WHAT YOU ARE ASKED TO DO:
Nothing should be left out: output all of the entries exactly.

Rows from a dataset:
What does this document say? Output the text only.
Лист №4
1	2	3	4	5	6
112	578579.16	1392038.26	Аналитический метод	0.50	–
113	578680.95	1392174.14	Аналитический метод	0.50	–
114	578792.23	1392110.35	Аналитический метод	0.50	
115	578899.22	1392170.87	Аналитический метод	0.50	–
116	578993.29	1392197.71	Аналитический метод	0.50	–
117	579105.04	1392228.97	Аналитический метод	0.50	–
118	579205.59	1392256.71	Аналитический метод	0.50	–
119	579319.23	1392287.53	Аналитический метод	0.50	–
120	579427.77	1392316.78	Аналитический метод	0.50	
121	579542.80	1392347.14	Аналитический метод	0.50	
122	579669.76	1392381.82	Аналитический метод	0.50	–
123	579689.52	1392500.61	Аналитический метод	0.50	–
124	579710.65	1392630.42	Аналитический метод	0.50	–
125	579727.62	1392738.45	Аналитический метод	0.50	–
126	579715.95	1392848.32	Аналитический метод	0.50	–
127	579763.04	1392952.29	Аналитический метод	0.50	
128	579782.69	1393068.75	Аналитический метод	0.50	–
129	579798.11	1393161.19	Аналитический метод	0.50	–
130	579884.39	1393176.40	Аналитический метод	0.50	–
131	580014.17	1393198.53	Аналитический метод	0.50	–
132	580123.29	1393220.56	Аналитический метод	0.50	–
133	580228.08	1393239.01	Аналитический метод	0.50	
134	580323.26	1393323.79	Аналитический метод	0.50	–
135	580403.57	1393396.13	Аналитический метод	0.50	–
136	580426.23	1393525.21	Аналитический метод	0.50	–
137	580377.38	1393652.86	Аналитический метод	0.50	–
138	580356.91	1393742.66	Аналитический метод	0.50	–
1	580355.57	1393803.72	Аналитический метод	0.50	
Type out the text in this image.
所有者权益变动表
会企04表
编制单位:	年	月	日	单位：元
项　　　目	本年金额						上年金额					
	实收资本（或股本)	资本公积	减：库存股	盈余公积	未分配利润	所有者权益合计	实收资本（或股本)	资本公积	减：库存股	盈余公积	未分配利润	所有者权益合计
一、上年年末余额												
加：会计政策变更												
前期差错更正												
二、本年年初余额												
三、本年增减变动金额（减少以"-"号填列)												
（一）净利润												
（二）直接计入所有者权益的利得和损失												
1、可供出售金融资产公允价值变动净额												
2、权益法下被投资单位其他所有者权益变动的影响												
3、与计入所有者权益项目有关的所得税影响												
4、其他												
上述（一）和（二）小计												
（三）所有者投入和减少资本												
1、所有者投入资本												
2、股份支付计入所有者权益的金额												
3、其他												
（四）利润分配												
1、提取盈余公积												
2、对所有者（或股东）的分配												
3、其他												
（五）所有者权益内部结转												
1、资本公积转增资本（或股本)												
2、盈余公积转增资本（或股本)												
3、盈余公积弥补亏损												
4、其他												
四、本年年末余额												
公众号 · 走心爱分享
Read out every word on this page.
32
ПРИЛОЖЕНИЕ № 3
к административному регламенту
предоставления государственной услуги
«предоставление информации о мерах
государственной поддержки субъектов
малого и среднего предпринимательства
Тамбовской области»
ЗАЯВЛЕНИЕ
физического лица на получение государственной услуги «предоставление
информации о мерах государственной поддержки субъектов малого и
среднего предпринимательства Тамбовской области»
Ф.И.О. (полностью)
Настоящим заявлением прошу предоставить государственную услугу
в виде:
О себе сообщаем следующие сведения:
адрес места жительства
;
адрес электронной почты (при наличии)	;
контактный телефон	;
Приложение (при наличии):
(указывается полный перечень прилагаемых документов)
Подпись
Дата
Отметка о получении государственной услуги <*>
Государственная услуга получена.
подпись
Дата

EXPECTED ANSWER:
What does this document say? Output the text only.
Лист №4
1	2	3	4	5	6
112	578579.16	1392038.26	Аналитический метод	0.50	–
113	578680.95	1392174.14	Аналитический метод	0.50	–
114	578792.23	1392110.35	Аналитический метод	0.50	
115	578899.22	1392170.87	Аналитический метод	0.50	–
116	578993.29	1392197.71	Аналитический метод	0.50	–
117	579105.04	1392228.97	Аналитический метод	0.50	–
118	579205.59	1392256.71	Аналитический метод	0.50	–
119	579319.23	1392287.53	Аналитический метод	0.50	–
120	579427.77	1392316.78	Аналитический метод	0.50	
121	579542.80	1392347.14	Аналитический метод	0.50	
122	579669.76	1392381.82	Аналитический метод	0.50	–
123	579689.52	1392500.61	Аналитический метод	0.50	–
124	579710.65	1392630.42	Аналитический метод	0.50	–
125	579727.62	1392738.45	Аналитический метод	0.50	–
126	579715.95	1392848.32	Аналитический метод	0.50	–
127	579763.04	1392952.29	Аналитический метод	0.50	
128	579782.69	1393068.75	Аналитический метод	0.50	–
129	579798.11	1393161.19	Аналитический метод	0.50	–
130	579884.39	1393176.40	Аналитический метод	0.50	–
131	580014.17	1393198.53	Аналитический метод	0.50	–
132	580123.29	1393220.56	Аналитический метод	0.50	–
133	580228.08	1393239.01	Аналитический метод	0.50	
134	580323.26	1393323.79	Аналитический метод	0.50	–
135	580403.57	1393396.13	Аналитический метод	0.50	–
136	580426.23	1393525.21	Аналитический метод	0.50	–
137	580377.38	1393652.86	Аналитический метод	0.50	–
138	580356.91	1393742.66	Аналитический метод	0.50	–
1	580355.57	1393803.72	Аналитический метод	0.50	
Type out the text in this image.
所有者权益变动表
会企04表
编制单位:	年	月	日	单位：元
项　　　目	本年金额						上年金额					
	实收资本（或股本)	资本公积	减：库存股	盈余公积	未分配利润	所有者权益合计	实收资本（或股本)	资本公积	减：库存股	盈余公积	未分配利润	所有者权益合计
一、上年年末余额												
加：会计政策变更												
前期差错更正												
二、本年年初余额												
三、本年增减变动金额（减少以"-"号填列)												
（一）净利润												
（二）直接计入所有者权益的利得和损失												
1、可供出售金融资产公允价值变动净额												
2、权益法下被投资单位其他所有者权益变动的影响												
3、与计入所有者权益项目有关的所得税影响												
4、其他												
上述（一）和（二）小计												
（三）所有者投入和减少资本												
1、所有者投入资本												
2、股份支付计入所有者权益的金额												
3、其他												
（四）利润分配												
1、提取盈余公积												
2、对所有者（或股东）的分配												
3、其他												
（五）所有者权益内部结转												
1、资本公积转增资本（或股本)												
2、盈余公积转增资本（或股本)												
3、盈余公积弥补亏损												
4、其他												
四、本年年末余额												
公众号 · 走心爱分享
Read out every word on this page.
32
ПРИЛОЖЕНИЕ № 3
к административному регламенту
предоставления государственной услуги
«предоставление информации о мерах
государственной поддержки субъектов
малого и среднего предпринимательства
Тамбовской области»
ЗАЯВЛЕНИЕ
физического лица на получение государственной услуги «предоставление
информации о мерах государственной поддержки субъектов малого и
среднего предпринимательства Тамбовской области»
Ф.И.О. (полностью)
Настоящим заявлением прошу предоставить государственную услугу
в виде:
О себе сообщаем следующие сведения:
адрес места жительства
;
адрес электронной почты (при наличии)	;
контактный телефон	;
Приложение (при наличии):
(указывается полный перечень прилагаемых документов)
Подпись
Дата
Отметка о получении государственной услуги <*>
Государственная услуга получена.
подпись
Дата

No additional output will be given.